Directions:
Wherever the word "ADOLESCENCIA" shows up in a line, please copy that line.
START
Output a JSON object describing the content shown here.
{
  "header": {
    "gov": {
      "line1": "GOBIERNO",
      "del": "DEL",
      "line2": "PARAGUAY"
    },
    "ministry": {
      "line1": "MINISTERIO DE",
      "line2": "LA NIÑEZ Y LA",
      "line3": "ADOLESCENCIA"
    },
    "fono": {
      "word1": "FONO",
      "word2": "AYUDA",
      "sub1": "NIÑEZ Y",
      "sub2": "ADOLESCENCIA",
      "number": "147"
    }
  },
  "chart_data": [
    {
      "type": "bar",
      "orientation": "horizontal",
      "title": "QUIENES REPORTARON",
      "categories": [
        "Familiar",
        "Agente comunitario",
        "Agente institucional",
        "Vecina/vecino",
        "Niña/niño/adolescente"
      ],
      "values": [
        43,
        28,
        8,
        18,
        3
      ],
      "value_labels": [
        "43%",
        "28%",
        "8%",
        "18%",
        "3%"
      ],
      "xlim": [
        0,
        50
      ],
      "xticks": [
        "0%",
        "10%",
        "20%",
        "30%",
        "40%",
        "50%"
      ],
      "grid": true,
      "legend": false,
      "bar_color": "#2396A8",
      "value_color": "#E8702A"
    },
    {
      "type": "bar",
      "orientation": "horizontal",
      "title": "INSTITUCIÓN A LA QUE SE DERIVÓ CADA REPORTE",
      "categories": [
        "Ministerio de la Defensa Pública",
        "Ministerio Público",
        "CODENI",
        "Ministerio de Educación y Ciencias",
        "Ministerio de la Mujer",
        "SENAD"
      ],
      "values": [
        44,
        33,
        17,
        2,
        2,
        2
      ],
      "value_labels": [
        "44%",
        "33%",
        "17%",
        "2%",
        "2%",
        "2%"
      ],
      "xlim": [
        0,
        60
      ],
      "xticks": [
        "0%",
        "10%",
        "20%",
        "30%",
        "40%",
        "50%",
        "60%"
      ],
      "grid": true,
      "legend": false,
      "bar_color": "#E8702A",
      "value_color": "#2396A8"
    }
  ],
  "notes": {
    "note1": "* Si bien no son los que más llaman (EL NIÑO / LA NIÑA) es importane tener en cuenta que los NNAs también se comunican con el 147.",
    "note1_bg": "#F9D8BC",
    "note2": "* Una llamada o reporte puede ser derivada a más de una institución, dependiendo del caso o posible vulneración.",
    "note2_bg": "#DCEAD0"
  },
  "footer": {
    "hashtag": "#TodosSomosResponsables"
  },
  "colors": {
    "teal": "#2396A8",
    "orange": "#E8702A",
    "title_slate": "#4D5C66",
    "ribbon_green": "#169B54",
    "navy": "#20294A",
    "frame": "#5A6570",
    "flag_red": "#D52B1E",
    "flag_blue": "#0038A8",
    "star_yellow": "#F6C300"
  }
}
END
START
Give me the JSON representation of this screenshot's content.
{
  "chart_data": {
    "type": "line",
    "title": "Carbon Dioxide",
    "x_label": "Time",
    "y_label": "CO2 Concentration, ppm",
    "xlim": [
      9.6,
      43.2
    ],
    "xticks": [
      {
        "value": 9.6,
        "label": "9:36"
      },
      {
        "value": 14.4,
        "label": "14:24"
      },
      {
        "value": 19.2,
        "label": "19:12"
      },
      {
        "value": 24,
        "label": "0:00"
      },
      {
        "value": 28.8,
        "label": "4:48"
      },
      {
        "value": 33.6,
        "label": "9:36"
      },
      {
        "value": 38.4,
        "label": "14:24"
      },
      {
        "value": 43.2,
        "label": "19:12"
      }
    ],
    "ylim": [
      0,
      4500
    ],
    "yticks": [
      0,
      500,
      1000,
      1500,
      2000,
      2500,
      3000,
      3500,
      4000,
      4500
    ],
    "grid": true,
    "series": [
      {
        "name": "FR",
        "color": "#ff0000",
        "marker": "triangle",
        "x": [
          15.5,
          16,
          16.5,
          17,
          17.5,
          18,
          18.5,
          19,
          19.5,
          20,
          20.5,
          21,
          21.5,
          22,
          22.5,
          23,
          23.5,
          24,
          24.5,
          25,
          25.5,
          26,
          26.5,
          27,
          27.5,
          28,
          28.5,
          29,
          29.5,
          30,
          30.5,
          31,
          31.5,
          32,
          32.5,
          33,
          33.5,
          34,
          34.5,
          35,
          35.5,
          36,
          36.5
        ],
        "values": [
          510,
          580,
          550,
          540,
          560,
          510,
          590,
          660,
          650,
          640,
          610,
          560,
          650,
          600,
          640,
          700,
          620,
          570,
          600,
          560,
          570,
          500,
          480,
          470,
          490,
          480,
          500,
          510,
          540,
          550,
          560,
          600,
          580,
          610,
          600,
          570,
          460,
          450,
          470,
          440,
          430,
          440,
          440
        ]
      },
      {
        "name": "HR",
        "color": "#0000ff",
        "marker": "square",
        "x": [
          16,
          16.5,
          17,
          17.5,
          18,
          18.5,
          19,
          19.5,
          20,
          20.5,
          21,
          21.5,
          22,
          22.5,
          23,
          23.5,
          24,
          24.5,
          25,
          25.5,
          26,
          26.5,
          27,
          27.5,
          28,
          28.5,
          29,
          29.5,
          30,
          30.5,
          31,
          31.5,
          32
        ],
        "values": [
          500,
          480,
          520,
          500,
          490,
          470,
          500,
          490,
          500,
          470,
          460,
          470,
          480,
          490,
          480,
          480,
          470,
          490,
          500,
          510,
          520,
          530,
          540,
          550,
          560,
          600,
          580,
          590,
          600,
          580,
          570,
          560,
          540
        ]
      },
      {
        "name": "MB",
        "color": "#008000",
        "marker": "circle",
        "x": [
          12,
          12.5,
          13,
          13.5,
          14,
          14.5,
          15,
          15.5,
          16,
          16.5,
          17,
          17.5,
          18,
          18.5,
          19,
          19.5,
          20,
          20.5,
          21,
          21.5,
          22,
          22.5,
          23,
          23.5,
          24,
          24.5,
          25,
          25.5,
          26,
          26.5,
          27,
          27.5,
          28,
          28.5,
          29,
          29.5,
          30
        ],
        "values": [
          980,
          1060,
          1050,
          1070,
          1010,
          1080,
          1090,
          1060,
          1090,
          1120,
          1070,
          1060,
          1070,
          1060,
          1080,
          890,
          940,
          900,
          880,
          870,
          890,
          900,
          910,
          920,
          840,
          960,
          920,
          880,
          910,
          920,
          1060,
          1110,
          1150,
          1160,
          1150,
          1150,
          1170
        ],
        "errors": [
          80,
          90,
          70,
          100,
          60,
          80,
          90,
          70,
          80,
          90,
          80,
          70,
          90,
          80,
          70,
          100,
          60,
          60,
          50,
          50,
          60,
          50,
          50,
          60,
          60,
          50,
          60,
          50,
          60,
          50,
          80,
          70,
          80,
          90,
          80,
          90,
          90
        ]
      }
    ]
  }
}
END
Answer:
      "line3": "ADOLESCENCIA"
      "sub2": "ADOLESCENCIA",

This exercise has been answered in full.